INSTRUCTION:
Leave the pictures out, and retype all of the material exactly as written.

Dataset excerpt

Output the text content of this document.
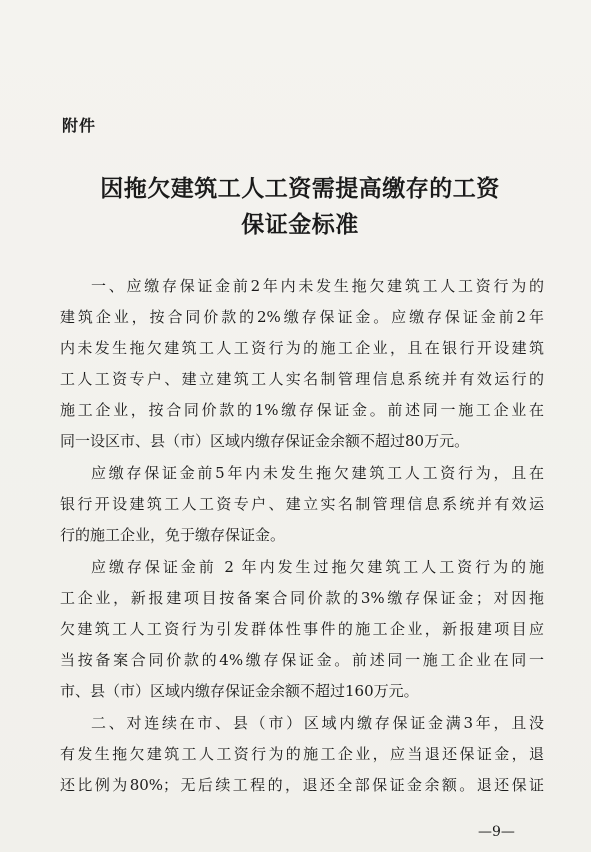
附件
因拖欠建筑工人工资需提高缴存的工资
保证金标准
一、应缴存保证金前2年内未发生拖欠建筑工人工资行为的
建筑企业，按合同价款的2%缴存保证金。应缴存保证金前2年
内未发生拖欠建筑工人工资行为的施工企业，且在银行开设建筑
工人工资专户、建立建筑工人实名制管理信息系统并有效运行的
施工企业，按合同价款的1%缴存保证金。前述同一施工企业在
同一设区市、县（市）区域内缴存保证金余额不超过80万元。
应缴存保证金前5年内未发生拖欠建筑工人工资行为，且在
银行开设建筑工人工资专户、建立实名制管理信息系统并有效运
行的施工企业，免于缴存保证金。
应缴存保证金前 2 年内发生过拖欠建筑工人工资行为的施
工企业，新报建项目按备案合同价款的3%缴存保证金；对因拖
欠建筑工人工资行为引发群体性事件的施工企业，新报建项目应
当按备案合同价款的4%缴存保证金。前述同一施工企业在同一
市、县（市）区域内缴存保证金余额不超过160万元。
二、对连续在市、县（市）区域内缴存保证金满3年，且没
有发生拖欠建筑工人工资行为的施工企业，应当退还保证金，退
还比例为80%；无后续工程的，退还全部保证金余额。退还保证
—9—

TASK OUTPUT:
Output the text content of this document.
附件
因拖欠建筑工人工资需提高缴存的工资
保证金标准
一、应缴存保证金前2年内未发生拖欠建筑工人工资行为的
建筑企业，按合同价款的2%缴存保证金。应缴存保证金前2年
内未发生拖欠建筑工人工资行为的施工企业，且在银行开设建筑
工人工资专户、建立建筑工人实名制管理信息系统并有效运行的
施工企业，按合同价款的1%缴存保证金。前述同一施工企业在
同一设区市、县（市）区域内缴存保证金余额不超过80万元。
应缴存保证金前5年内未发生拖欠建筑工人工资行为，且在
银行开设建筑工人工资专户、建立实名制管理信息系统并有效运
行的施工企业，免于缴存保证金。
应缴存保证金前 2 年内发生过拖欠建筑工人工资行为的施
工企业，新报建项目按备案合同价款的3%缴存保证金；对因拖
欠建筑工人工资行为引发群体性事件的施工企业，新报建项目应
当按备案合同价款的4%缴存保证金。前述同一施工企业在同一
市、县（市）区域内缴存保证金余额不超过160万元。
二、对连续在市、县（市）区域内缴存保证金满3年，且没
有发生拖欠建筑工人工资行为的施工企业，应当退还保证金，退
还比例为80%；无后续工程的，退还全部保证金余额。退还保证
—9—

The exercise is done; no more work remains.